> **Provided information**

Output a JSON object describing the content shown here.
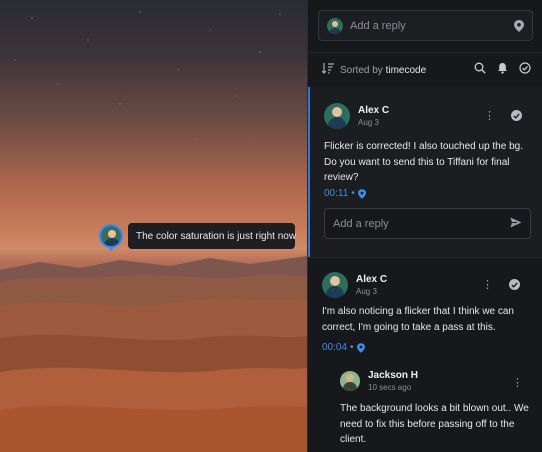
{
  "viewer": {
    "tooltip": "The color saturation is just right now"
  },
  "panel": {
    "reply_placeholder": "Add a reply",
    "sort_prefix": "Sorted by",
    "sort_value": "timecode",
    "icons": [
      "sort-icon",
      "search-icon",
      "bell-icon",
      "check-circle-icon"
    ]
  },
  "comments": [
    {
      "author": "Alex C",
      "date": "Aug 3",
      "text": "Flicker is corrected! I also touched up the bg. Do you want to send this to Tiffani for final review?",
      "timecode": "00:11",
      "reply_placeholder": "Add a reply"
    },
    {
      "author": "Alex C",
      "date": "Aug 3",
      "text": "I'm also noticing a flicker that I think we can correct, I'm going to take a pass at this.",
      "timecode": "00:04",
      "reply": {
        "author": "Jackson H",
        "date": "10 secs ago",
        "text": "The background looks a bit blown out.. We need to fix this before passing off to the client."
      }
    }
  ],
  "colors": {
    "accent": "#2f7ad6",
    "timecode": "#3d8fe8",
    "panel_bg": "#17181b"
  }
}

> **Exercise goal**
Without the pictures, transcribe the listing above exactly.

> **Output of the exercise**
Output a JSON object describing the content shown here.
{
  "viewer": {
    "tooltip": "The color saturation is just right now"
  },
  "panel": {
    "reply_placeholder": "Add a reply",
    "sort_prefix": "Sorted by",
    "sort_value": "timecode",
    "icons": [
      "sort-icon",
      "search-icon",
      "bell-icon",
      "check-circle-icon"
    ]
  },
  "comments": [
    {
      "author": "Alex C",
      "date": "Aug 3",
      "text": "Flicker is corrected! I also touched up the bg. Do you want to send this to Tiffani for final review?",
      "timecode": "00:11",
      "reply_placeholder": "Add a reply"
    },
    {
      "author": "Alex C",
      "date": "Aug 3",
      "text": "I'm also noticing a flicker that I think we can correct, I'm going to take a pass at this.",
      "timecode": "00:04",
      "reply": {
        "author": "Jackson H",
        "date": "10 secs ago",
        "text": "The background looks a bit blown out.. We need to fix this before passing off to the client."
      }
    }
  ],
  "colors": {
    "accent": "#2f7ad6",
    "timecode": "#3d8fe8",
    "panel_bg": "#17181b"
  }
}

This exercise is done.